» Data entries
::::

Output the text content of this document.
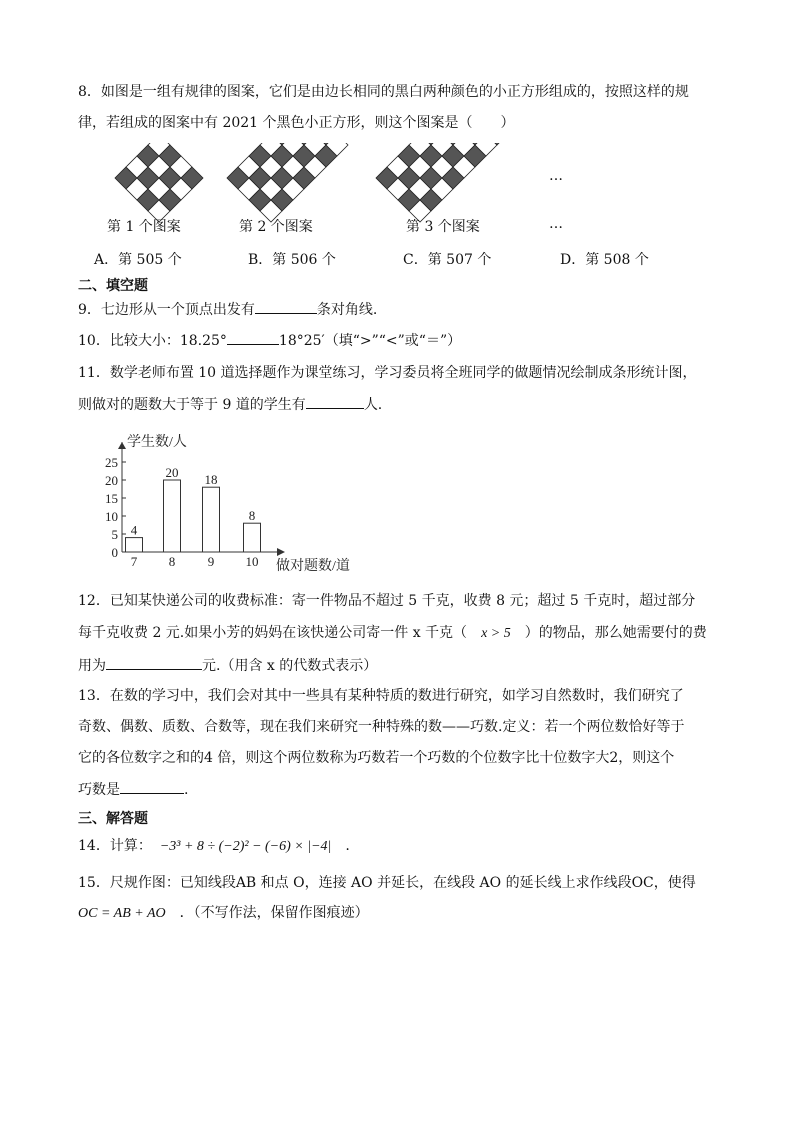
8．如图是一组有规律的图案，它们是由边长相同的黑白两种颜色的小正方形组成的，按照这样的规
律，若组成的图案中有 2021 个黑色小正方形，则这个图案是（　　）
第 1 个图案	第 2 个图案	第 3 个图案
…
…
A．第 505 个	B．第 506 个	C．第 507 个	D．第 508 个
二、填空题
9．七边形从一个顶点出发有	条对角线.
10．比较大小：18.25°	18°25′（填“>”“<”或“＝”）
11．数学老师布置 10 道选择题作为课堂练习，学习委员将全班同学的做题情况绘制成条形统计图，
则做对的题数大于等于 9 道的学生有	人.
0
5
10
15
20
25
学生数/人
做对题数/道
4
7
20
8
18
9
8
10
12．已知某快递公司的收费标准：寄一件物品不超过 5 千克，收费 8 元；超过 5 千克时，超过部分
每千克收费 2 元.如果小芳的妈妈在该快递公司寄一件 x 千克（ x > 5 ）的物品，那么她需要付的费
用为	元.（用含 x 的代数式表示）
13．在数的学习中，我们会对其中一些具有某种特质的数进行研究，如学习自然数时，我们研究了
奇数、偶数、质数、合数等，现在我们来研究一种特殊的数——巧数.定义：若一个两位数恰好等于
它的各位数字之和的4 倍，则这个两位数称为巧数若一个巧数的个位数字比十位数字大2，则这个
巧数是	.
三、解答题
14．计算： −3³ + 8 ÷ (−2)² − (−6) × |−4| .
15．尺规作图：已知线段AB 和点 O，连接 AO 并延长，在线段 AO 的延长线上求作线段OC，使得
OC = AB + AO ．（不写作法，保留作图痕迹）
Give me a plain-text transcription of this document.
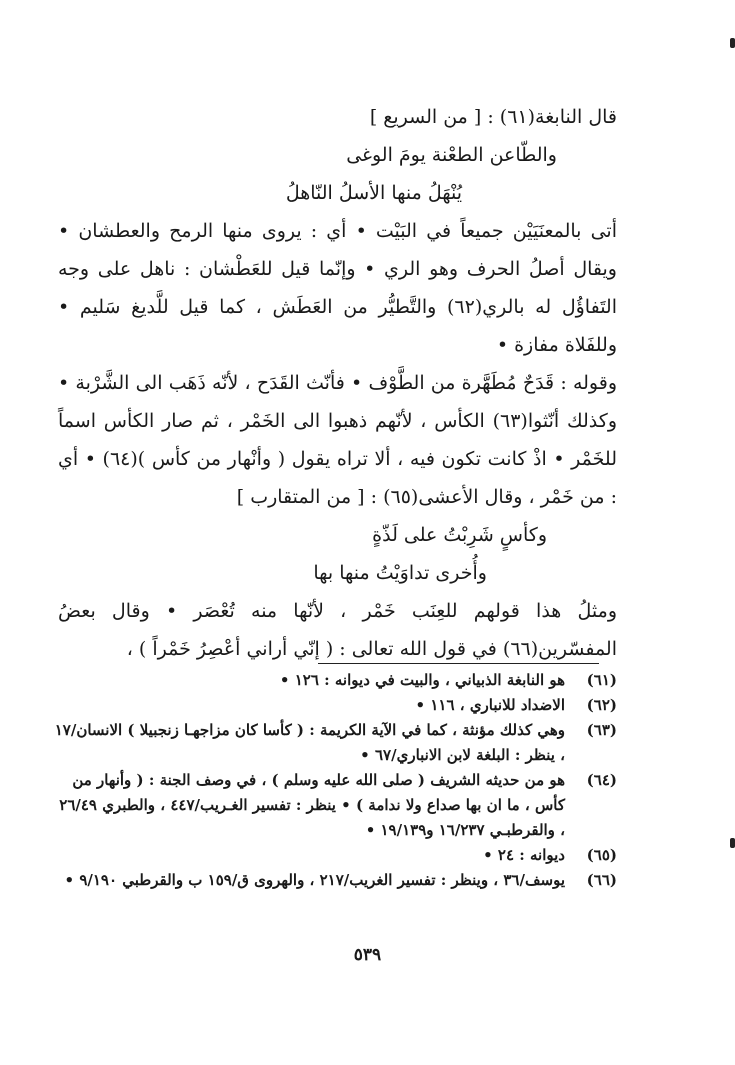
قال النابغة(٦١) : [ من السريع ]

والطّاعن الطعْنة يومَ الوغى

يُنْهَلُ منها الأسلُ النّاهلُ

أتى بالمعنَيَيْن جميعاً في البَيْت • أي : يروى منها الرمح والعطشان • ويقال أصلُ الحرف وهو الري • وإنّما قيل للعَطْشان : ناهل على وجه التَفاؤُل له بالري(٦٢) والتَّطيُّر من العَطَش ، كما قيل للَّديغ سَليم • وللفَلاة مفازة •

وقوله : قَدَحٌ مُطَهَّرة من الطَّوْف • فأنّث القَدَح ، لأنّه ذَهَب الى الشَّرْبة • وكذلك أنّثوا(٦٣) الكأس ، لأنّهم ذهبوا الى الخَمْر ، ثم صار الكأس اسماً للخَمْر • اذْ كانت تكون فيه ، ألا تراه يقول ( وأنْهار من كأس )(٦٤) • أي : من خَمْر ، وقال الأعشى(٦٥) : [ من المتقارب ]

وكأسٍ شَرِبْتُ على لَذّةٍ

وأُخرى تداوَيْتُ منها بها

ومثلُ هذا قولهم للعِنَب خَمْر ، لأنّها منه تُعْصَر • وقال بعضُ المفسّرين(٦٦) في قول الله تعالى : ( إنّي أراني أعْصِرُ خَمْراً ) ،

(٦١)
هو النابغة الذبياني ، والبيت في ديوانه : ١٢٦ •
(٦٢)
الاضداد للانباري ، ١١٦ •
(٦٣)
وهي كذلك مؤنثة ، كما في الآية الكريمة : ( كأسا كان مزاجهـا زنجبيلا ) الانسان/١٧ ، ينظر : البلغة لابن الانباري/٦٧ •
(٦٤)
هو من حديثه الشريف ( صلى الله عليه وسلم ) ، في وصف الجنة : ( وأنهار من كأس ، ما ان بها صداع ولا ندامة ) • ينظر : تفسير الغـريب/٤٤٧ ، والطبري ٢٦/٤٩ ، والقرطبـي ١٦/٢٣٧ و١٩/١٣٩ •
(٦٥)
ديوانه : ٢٤ •
(٦٦)
يوسف/٣٦ ، وينظر : تفسير الغريب/٢١٧ ، والهروى ق/١٥٩ ب والقرطبي ٩/١٩٠ •
٥٣٩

::::

» TASK REQUIREMENTS
Output the material word for word, omitting its pictures.

» COMPLETED EXERCISE
Output the text content of this document.
8．如图是一组有规律的图案，它们是由边长相同的黑白两种颜色的小正方形组成的，按照这样的规
律，若组成的图案中有 2021 个黑色小正方形，则这个图案是（　　）
第 1 个图案	第 2 个图案	第 3 个图案
…
…
A．第 505 个	B．第 506 个	C．第 507 个	D．第 508 个
二、填空题
9．七边形从一个顶点出发有	条对角线.
10．比较大小：18.25°	18°25′（填“>”“<”或“＝”）
11．数学老师布置 10 道选择题作为课堂练习，学习委员将全班同学的做题情况绘制成条形统计图，
则做对的题数大于等于 9 道的学生有	人.
0
5
10
15
20
25
学生数/人
做对题数/道
4
7
20
8
18
9
8
10
12．已知某快递公司的收费标准：寄一件物品不超过 5 千克，收费 8 元；超过 5 千克时，超过部分
每千克收费 2 元.如果小芳的妈妈在该快递公司寄一件 x 千克（ x > 5 ）的物品，那么她需要付的费
用为	元.（用含 x 的代数式表示）
13．在数的学习中，我们会对其中一些具有某种特质的数进行研究，如学习自然数时，我们研究了
奇数、偶数、质数、合数等，现在我们来研究一种特殊的数——巧数.定义：若一个两位数恰好等于
它的各位数字之和的4 倍，则这个两位数称为巧数若一个巧数的个位数字比十位数字大2，则这个
巧数是	.
三、解答题
14．计算： −3³ + 8 ÷ (−2)² − (−6) × |−4| .
15．尺规作图：已知线段AB 和点 O，连接 AO 并延长，在线段 AO 的延长线上求作线段OC，使得
OC = AB + AO ．（不写作法，保留作图痕迹）
Give me a plain-text transcription of this document.
قال النابغة(٦١) : [ من السريع ]

والطّاعن الطعْنة يومَ الوغى

يُنْهَلُ منها الأسلُ النّاهلُ

أتى بالمعنَيَيْن جميعاً في البَيْت • أي : يروى منها الرمح والعطشان • ويقال أصلُ الحرف وهو الري • وإنّما قيل للعَطْشان : ناهل على وجه التَفاؤُل له بالري(٦٢) والتَّطيُّر من العَطَش ، كما قيل للَّديغ سَليم • وللفَلاة مفازة •

وقوله : قَدَحٌ مُطَهَّرة من الطَّوْف • فأنّث القَدَح ، لأنّه ذَهَب الى الشَّرْبة • وكذلك أنّثوا(٦٣) الكأس ، لأنّهم ذهبوا الى الخَمْر ، ثم صار الكأس اسماً للخَمْر • اذْ كانت تكون فيه ، ألا تراه يقول ( وأنْهار من كأس )(٦٤) • أي : من خَمْر ، وقال الأعشى(٦٥) : [ من المتقارب ]

وكأسٍ شَرِبْتُ على لَذّةٍ

وأُخرى تداوَيْتُ منها بها

ومثلُ هذا قولهم للعِنَب خَمْر ، لأنّها منه تُعْصَر • وقال بعضُ المفسّرين(٦٦) في قول الله تعالى : ( إنّي أراني أعْصِرُ خَمْراً ) ،

(٦١)
هو النابغة الذبياني ، والبيت في ديوانه : ١٢٦ •
(٦٢)
الاضداد للانباري ، ١١٦ •
(٦٣)
وهي كذلك مؤنثة ، كما في الآية الكريمة : ( كأسا كان مزاجهـا زنجبيلا ) الانسان/١٧ ، ينظر : البلغة لابن الانباري/٦٧ •
(٦٤)
هو من حديثه الشريف ( صلى الله عليه وسلم ) ، في وصف الجنة : ( وأنهار من كأس ، ما ان بها صداع ولا ندامة ) • ينظر : تفسير الغـريب/٤٤٧ ، والطبري ٢٦/٤٩ ، والقرطبـي ١٦/٢٣٧ و١٩/١٣٩ •
(٦٥)
ديوانه : ٢٤ •
(٦٦)
يوسف/٣٦ ، وينظر : تفسير الغريب/٢١٧ ، والهروى ق/١٥٩ ب والقرطبي ٩/١٩٠ •
٥٣٩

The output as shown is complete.